- What is being asked: Select from the records below every line that has the word "placer" in it.

(Collected data)
□ □ □ □
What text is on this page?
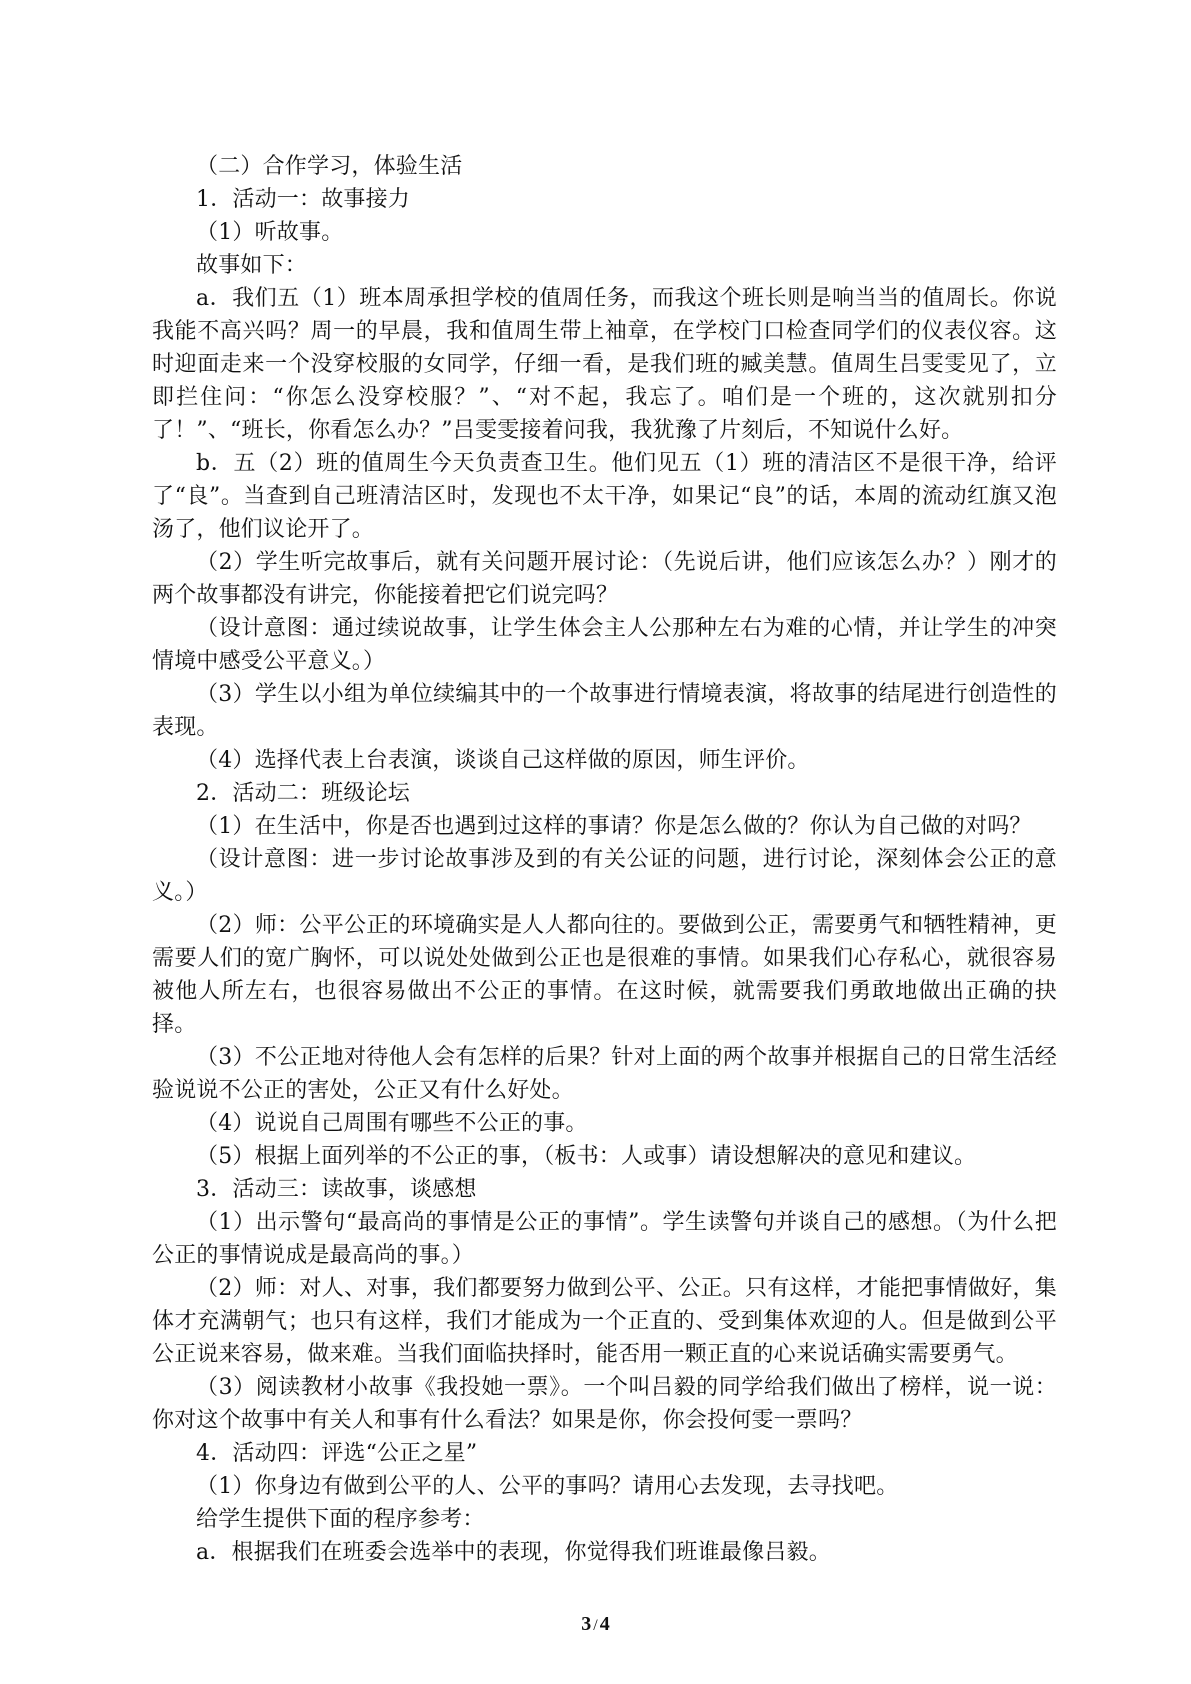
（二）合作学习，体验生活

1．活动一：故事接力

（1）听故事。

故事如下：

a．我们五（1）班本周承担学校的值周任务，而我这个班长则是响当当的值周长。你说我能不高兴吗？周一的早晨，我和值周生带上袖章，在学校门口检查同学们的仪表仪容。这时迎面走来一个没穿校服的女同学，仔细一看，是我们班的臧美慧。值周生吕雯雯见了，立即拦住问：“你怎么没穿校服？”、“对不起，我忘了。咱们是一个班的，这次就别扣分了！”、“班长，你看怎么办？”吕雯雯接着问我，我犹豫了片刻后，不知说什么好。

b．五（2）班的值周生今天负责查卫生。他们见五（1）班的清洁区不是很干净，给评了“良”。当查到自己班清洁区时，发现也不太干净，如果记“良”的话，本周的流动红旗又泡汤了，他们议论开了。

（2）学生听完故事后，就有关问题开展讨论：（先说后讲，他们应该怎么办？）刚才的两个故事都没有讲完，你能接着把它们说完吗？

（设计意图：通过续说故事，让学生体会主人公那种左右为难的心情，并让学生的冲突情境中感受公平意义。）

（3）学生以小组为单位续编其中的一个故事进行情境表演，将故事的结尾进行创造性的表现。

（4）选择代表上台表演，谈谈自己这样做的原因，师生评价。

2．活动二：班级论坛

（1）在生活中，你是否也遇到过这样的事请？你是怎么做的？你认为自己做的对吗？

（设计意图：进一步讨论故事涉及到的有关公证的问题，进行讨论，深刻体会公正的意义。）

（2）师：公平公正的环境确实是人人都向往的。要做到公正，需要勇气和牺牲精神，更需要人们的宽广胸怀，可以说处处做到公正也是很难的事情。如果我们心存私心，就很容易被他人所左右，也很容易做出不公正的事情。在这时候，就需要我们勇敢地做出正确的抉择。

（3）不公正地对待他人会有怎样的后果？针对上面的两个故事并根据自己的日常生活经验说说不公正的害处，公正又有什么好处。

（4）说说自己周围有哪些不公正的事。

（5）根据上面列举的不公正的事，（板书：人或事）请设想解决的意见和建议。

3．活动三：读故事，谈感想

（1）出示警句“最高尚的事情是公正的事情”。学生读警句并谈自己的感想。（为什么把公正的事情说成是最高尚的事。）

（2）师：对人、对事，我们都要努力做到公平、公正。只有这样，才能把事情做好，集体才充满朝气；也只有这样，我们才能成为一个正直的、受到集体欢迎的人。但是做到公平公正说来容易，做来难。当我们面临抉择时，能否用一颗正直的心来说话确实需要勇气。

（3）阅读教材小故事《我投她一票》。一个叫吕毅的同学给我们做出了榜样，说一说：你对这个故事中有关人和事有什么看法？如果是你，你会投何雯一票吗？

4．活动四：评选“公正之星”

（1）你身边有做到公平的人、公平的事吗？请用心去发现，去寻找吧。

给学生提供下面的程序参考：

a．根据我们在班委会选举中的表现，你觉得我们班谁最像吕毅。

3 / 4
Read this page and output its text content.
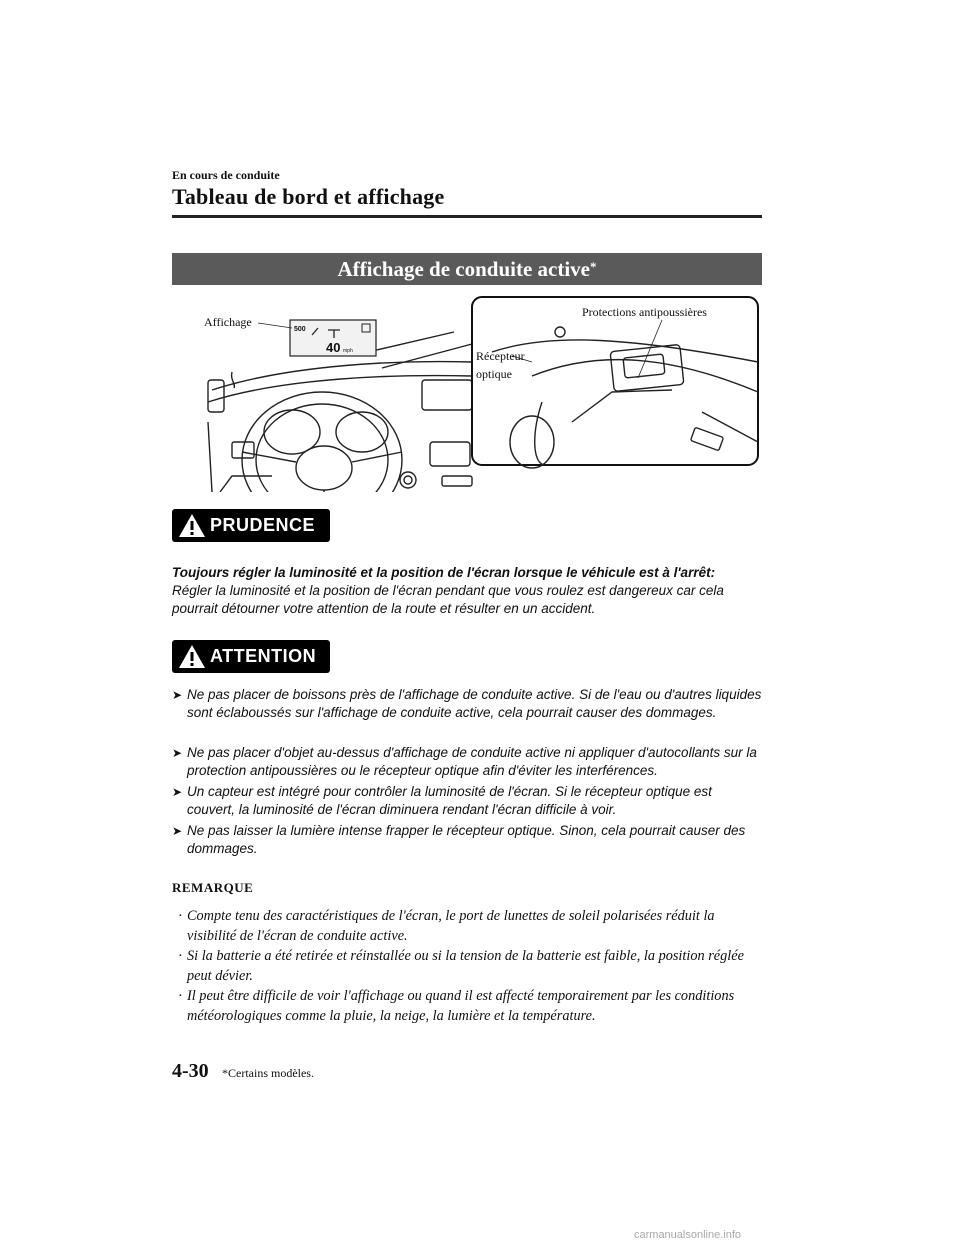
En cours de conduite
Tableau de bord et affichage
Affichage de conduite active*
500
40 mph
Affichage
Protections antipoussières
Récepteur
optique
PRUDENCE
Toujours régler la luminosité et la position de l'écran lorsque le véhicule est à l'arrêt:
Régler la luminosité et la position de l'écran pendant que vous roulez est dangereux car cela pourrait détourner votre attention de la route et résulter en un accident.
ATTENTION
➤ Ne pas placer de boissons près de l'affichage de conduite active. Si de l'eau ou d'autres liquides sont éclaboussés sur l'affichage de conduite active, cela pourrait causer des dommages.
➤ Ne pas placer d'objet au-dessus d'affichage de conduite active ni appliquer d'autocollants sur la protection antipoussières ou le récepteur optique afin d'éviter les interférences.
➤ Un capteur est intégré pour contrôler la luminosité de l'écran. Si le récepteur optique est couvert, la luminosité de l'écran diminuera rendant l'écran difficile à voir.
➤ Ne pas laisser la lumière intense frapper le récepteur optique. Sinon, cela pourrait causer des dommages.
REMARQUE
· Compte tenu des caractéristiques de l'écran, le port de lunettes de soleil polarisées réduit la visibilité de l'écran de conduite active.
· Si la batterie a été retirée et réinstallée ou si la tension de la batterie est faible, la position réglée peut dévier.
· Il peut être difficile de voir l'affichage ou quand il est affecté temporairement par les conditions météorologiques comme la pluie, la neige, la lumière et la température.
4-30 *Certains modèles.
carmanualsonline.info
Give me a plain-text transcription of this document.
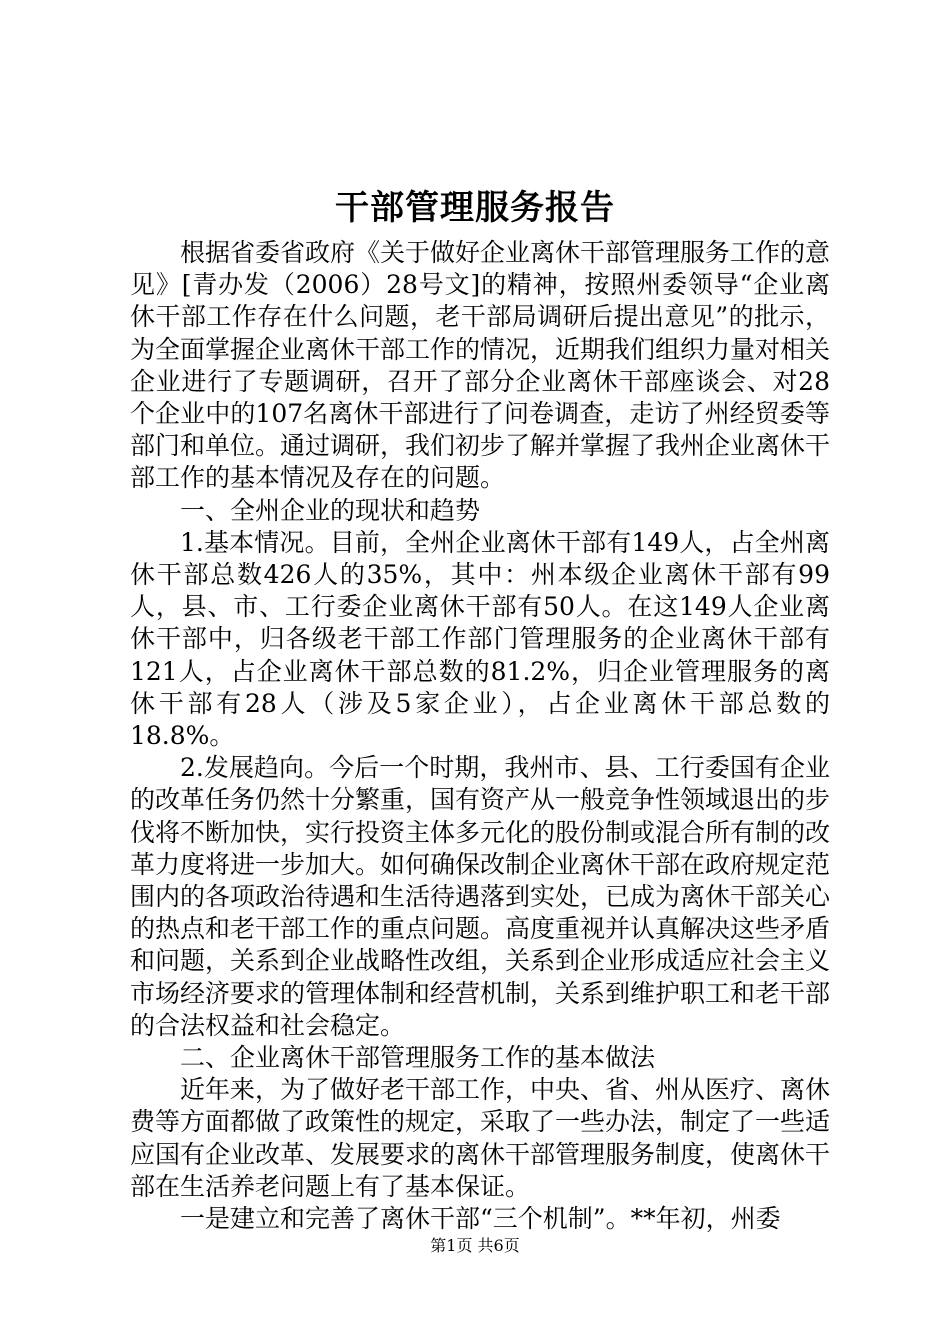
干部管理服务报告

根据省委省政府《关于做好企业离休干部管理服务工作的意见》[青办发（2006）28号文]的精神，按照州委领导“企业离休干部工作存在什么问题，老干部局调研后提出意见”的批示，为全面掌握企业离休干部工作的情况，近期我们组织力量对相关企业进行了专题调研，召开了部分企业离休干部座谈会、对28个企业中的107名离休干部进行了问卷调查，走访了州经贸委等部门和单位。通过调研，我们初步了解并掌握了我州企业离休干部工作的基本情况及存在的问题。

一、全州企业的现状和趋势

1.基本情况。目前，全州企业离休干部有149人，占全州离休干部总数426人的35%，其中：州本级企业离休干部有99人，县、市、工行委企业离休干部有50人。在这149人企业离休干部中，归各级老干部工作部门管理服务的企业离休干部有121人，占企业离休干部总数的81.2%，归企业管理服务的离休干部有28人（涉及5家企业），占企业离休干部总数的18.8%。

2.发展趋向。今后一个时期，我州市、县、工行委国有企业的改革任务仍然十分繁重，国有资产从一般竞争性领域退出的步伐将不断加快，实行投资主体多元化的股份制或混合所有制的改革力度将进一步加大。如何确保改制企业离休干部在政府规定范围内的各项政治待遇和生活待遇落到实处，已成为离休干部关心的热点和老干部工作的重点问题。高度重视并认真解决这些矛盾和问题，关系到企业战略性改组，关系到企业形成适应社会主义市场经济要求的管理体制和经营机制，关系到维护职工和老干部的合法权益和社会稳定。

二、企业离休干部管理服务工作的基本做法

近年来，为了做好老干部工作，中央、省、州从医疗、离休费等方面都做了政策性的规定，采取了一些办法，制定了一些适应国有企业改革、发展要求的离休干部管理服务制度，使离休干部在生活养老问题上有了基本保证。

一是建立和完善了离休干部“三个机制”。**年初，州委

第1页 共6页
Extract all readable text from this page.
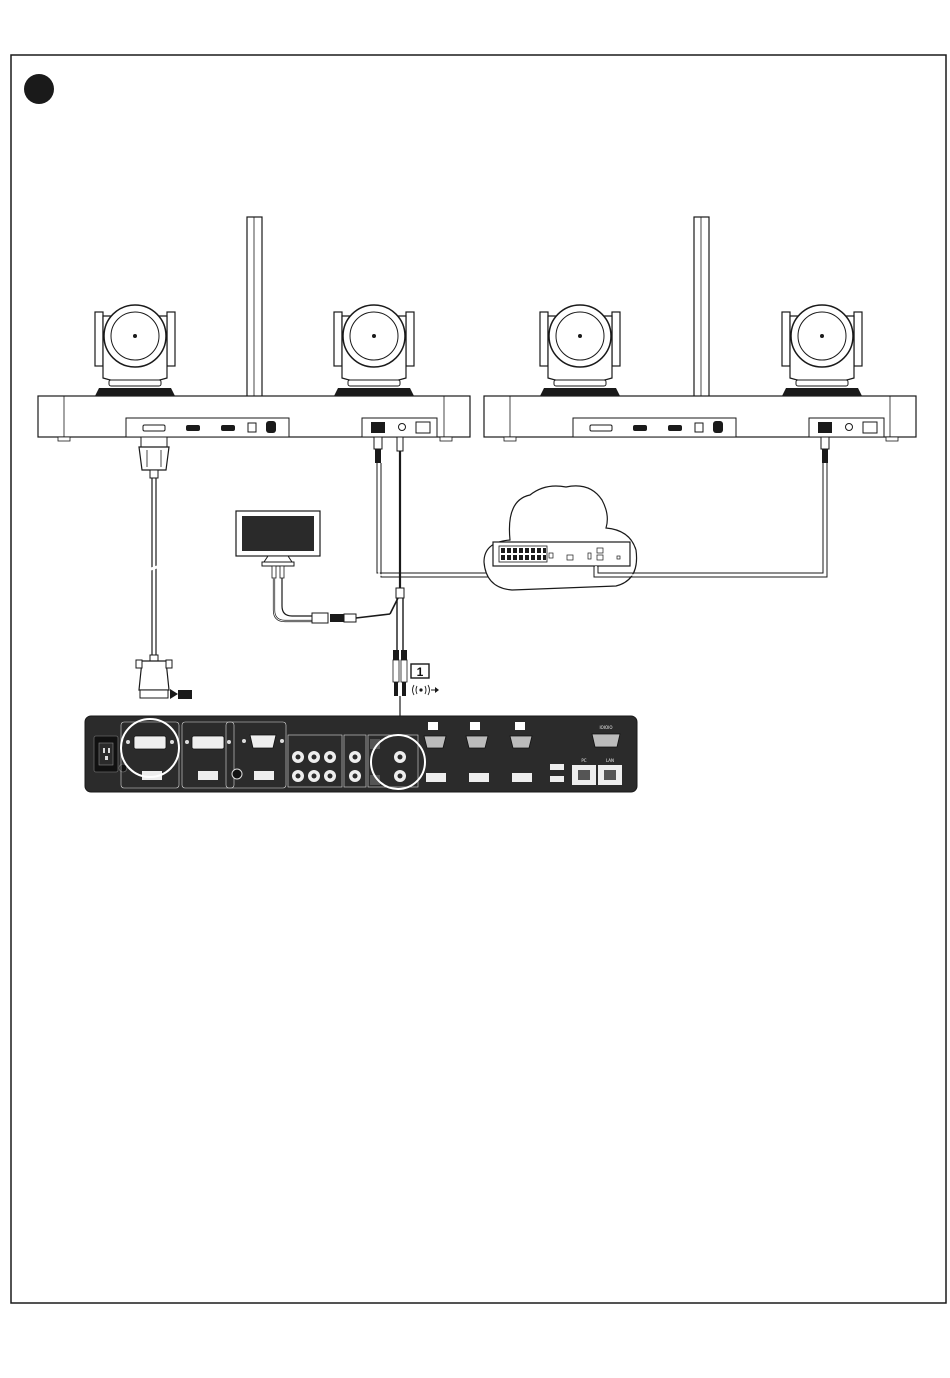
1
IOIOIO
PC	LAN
□ □ □ □
- Expected output:
➤ Ne pas placer de boissons près de l'affichage de conduite active. Si de l'eau ou d'autres liquides sont éclaboussés sur l'affichage de conduite active, cela pourrait causer des dommages.
➤ Ne pas placer d'objet au-dessus d'affichage de conduite active ni appliquer d'autocollants sur la protection antipoussières ou le récepteur optique afin d'éviter les interférences.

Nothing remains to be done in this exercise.